Exercise: Each record below is to be copied word for word, with pictures removed.

◇ ◇ ◇ ◇ ◇

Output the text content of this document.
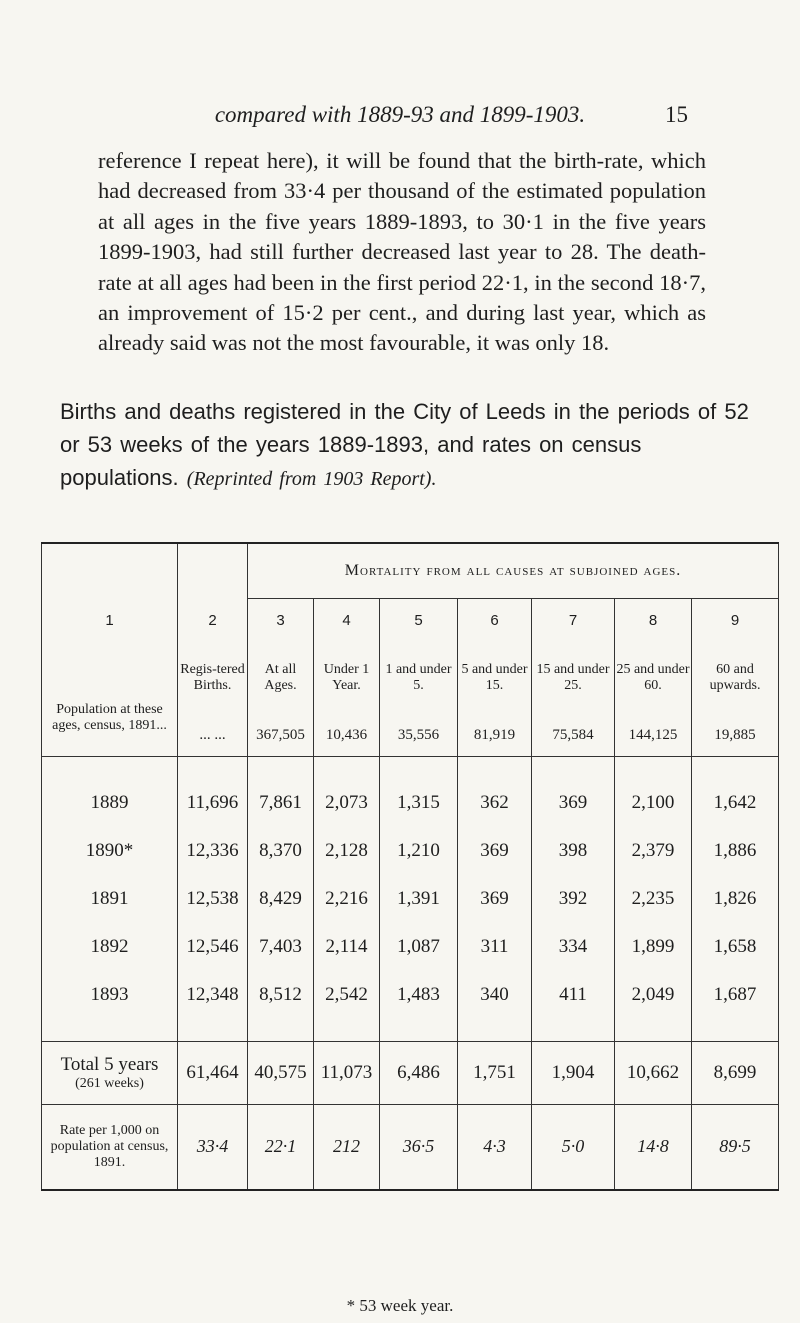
compared with 1889-93 and 1899-1903.	15
reference I repeat here), it will be found that the birth-rate, which had decreased from 33·4 per thousand of the estimated population at all ages in the five years 1889-1893, to 30·1 in the five years 1899-1903, had still further decreased last year to 28. The death-rate at all ages had been in the first period 22·1, in the second 18·7, an improvement of 15·2 per cent., and during last year, which as already said was not the most favourable, it was only 18.
Births and deaths registered in the City of Leeds in the periods of 52 or 53 weeks of the years 1889-1893, and rates on census populations. (Reprinted from 1903 Report).
		Mortality from all causes at subjoined ages.						
1	2	3	4	5	6	7	8	9
Population at these ages, census, 1891...	Regis-tered Births.	At all Ages.	Under 1 Year.	1 and under 5.	5 and under 15.	15 and under 25.	25 and under 60.	60 and upwards.
	... ...	367,505	10,436	35,556	81,919	75,584	144,125	19,885

1889	11,696	7,861	2,073	1,315	362	369	2,100	1,642
1890*	12,336	8,370	2,128	1,210	369	398	2,379	1,886
1891	12,538	8,429	2,216	1,391	369	392	2,235	1,826
1892	12,546	7,403	2,114	1,087	311	334	1,899	1,658
1893	12,348	8,512	2,542	1,483	340	411	2,049	1,687

Total 5 years
(261 weeks)	61,464	40,575	11,073	6,486	1,751	1,904	10,662	8,699
Rate per 1,000 on population at census, 1891.	33·4	22·1	212	36·5	4·3	5·0	14·8	89·5
* 53 week year.
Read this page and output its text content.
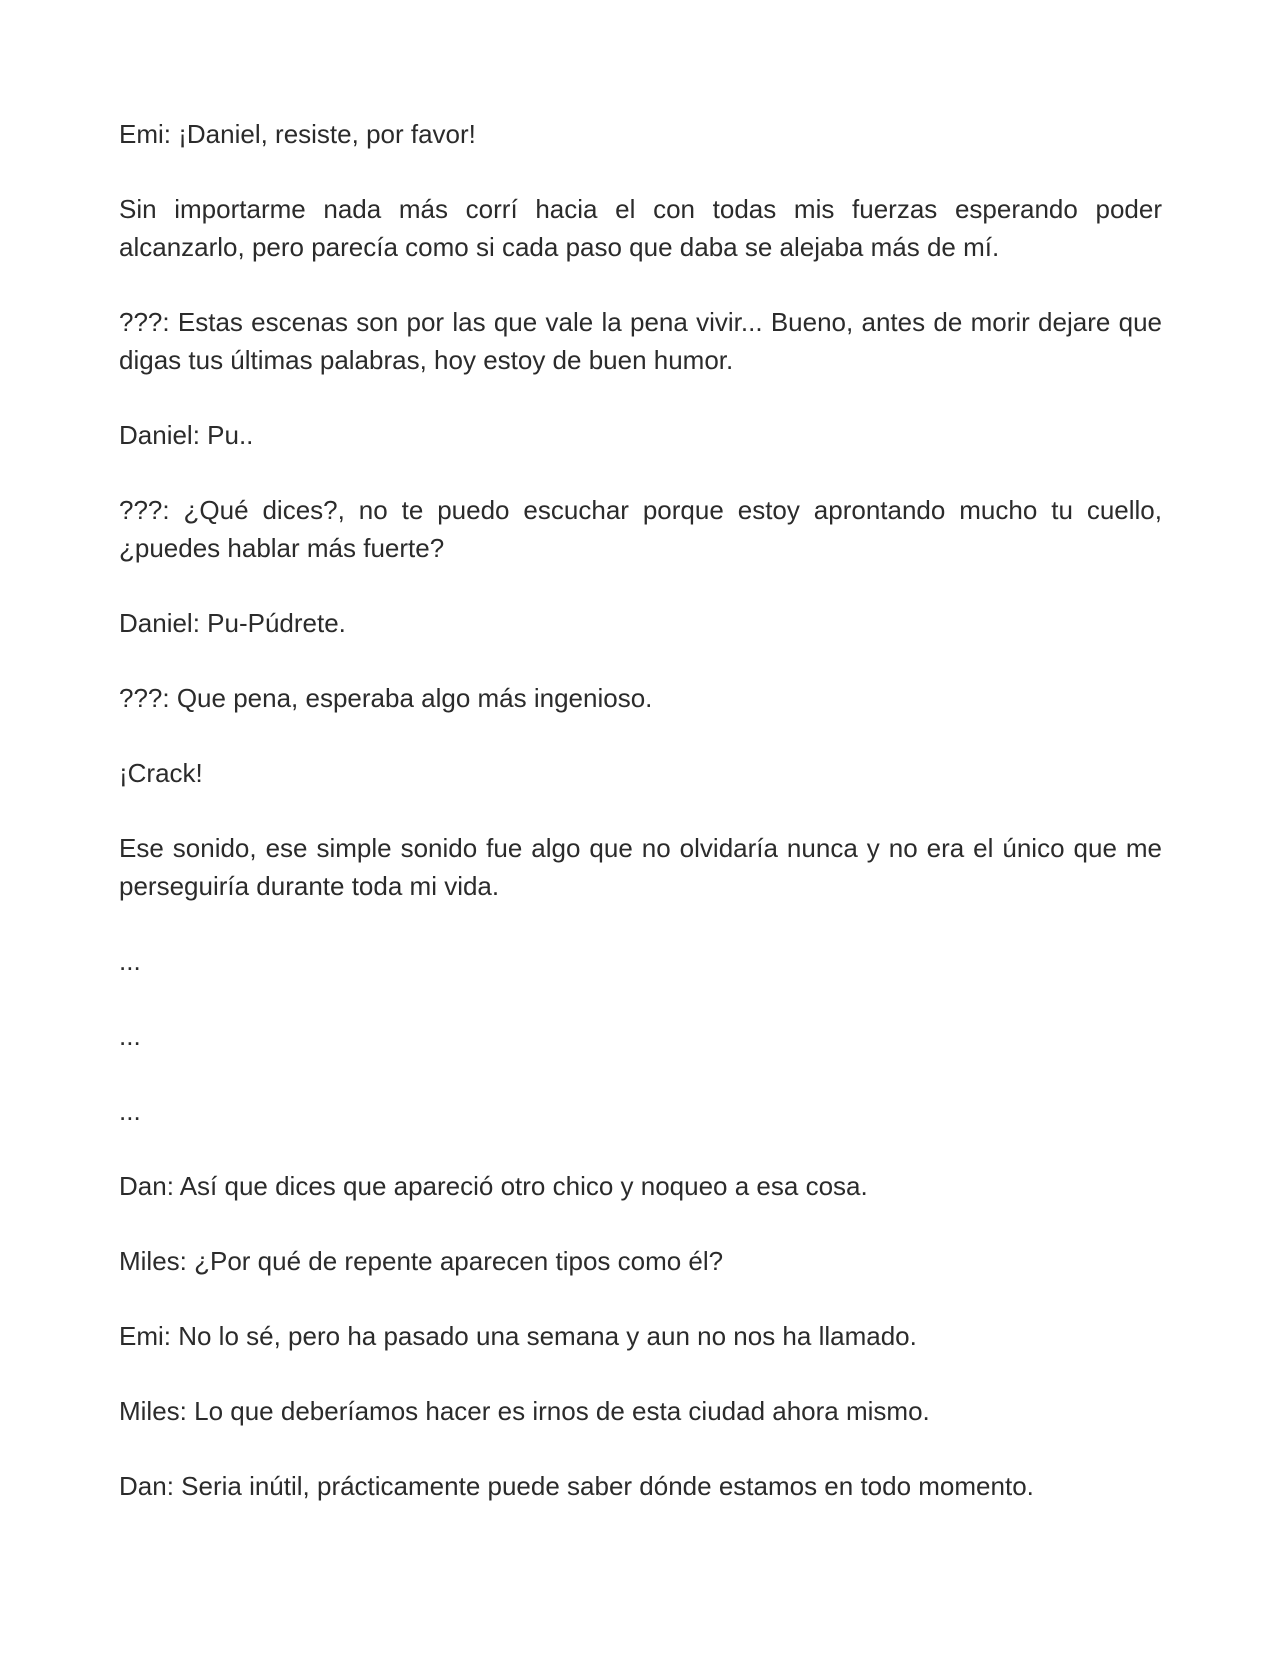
Emi: ¡Daniel, resiste, por favor!

Sin importarme nada más corrí hacia el con todas mis fuerzas esperando poder alcanzarlo, pero parecía como si cada paso que daba se alejaba más de mí.

???: Estas escenas son por las que vale la pena vivir... Bueno, antes de morir dejare que digas tus últimas palabras, hoy estoy de buen humor.

Daniel: Pu..

???: ¿Qué dices?, no te puedo escuchar porque estoy aprontando mucho tu cuello, ¿puedes hablar más fuerte?

Daniel: Pu-Púdrete.

???: Que pena, esperaba algo más ingenioso.

¡Crack!

Ese sonido, ese simple sonido fue algo que no olvidaría nunca y no era el único que me perseguiría durante toda mi vida.

...

...

...

Dan: Así que dices que apareció otro chico y noqueo a esa cosa.

Miles: ¿Por qué de repente aparecen tipos como él?

Emi: No lo sé, pero ha pasado una semana y aun no nos ha llamado.

Miles: Lo que deberíamos hacer es irnos de esta ciudad ahora mismo.

Dan: Seria inútil, prácticamente puede saber dónde estamos en todo momento.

◇ ◇ ◇ ◇ ◇

Answer:
Output the text content of this document.
compared with 1889-93 and 1899-1903.	15
reference I repeat here), it will be found that the birth-rate, which had decreased from 33·4 per thousand of the estimated population at all ages in the five years 1889-1893, to 30·1 in the five years 1899-1903, had still further decreased last year to 28. The death-rate at all ages had been in the first period 22·1, in the second 18·7, an improvement of 15·2 per cent., and during last year, which as already said was not the most favourable, it was only 18.
Births and deaths registered in the City of Leeds in the periods of 52 or 53 weeks of the years 1889-1893, and rates on census populations. (Reprinted from 1903 Report).
		Mortality from all causes at subjoined ages.						
1	2	3	4	5	6	7	8	9
Population at these ages, census, 1891...	Regis-tered Births.	At all Ages.	Under 1 Year.	1 and under 5.	5 and under 15.	15 and under 25.	25 and under 60.	60 and upwards.
	... ...	367,505	10,436	35,556	81,919	75,584	144,125	19,885

1889	11,696	7,861	2,073	1,315	362	369	2,100	1,642
1890*	12,336	8,370	2,128	1,210	369	398	2,379	1,886
1891	12,538	8,429	2,216	1,391	369	392	2,235	1,826
1892	12,546	7,403	2,114	1,087	311	334	1,899	1,658
1893	12,348	8,512	2,542	1,483	340	411	2,049	1,687

Total 5 years
(261 weeks)	61,464	40,575	11,073	6,486	1,751	1,904	10,662	8,699
Rate per 1,000 on population at census, 1891.	33·4	22·1	212	36·5	4·3	5·0	14·8	89·5
* 53 week year.
Read this page and output its text content.
Emi: ¡Daniel, resiste, por favor!

Sin importarme nada más corrí hacia el con todas mis fuerzas esperando poder alcanzarlo, pero parecía como si cada paso que daba se alejaba más de mí.

???: Estas escenas son por las que vale la pena vivir... Bueno, antes de morir dejare que digas tus últimas palabras, hoy estoy de buen humor.

Daniel: Pu..

???: ¿Qué dices?, no te puedo escuchar porque estoy aprontando mucho tu cuello, ¿puedes hablar más fuerte?

Daniel: Pu-Púdrete.

???: Que pena, esperaba algo más ingenioso.

¡Crack!

Ese sonido, ese simple sonido fue algo que no olvidaría nunca y no era el único que me perseguiría durante toda mi vida.

...

...

...

Dan: Así que dices que apareció otro chico y noqueo a esa cosa.

Miles: ¿Por qué de repente aparecen tipos como él?

Emi: No lo sé, pero ha pasado una semana y aun no nos ha llamado.

Miles: Lo que deberíamos hacer es irnos de esta ciudad ahora mismo.

Dan: Seria inútil, prácticamente puede saber dónde estamos en todo momento.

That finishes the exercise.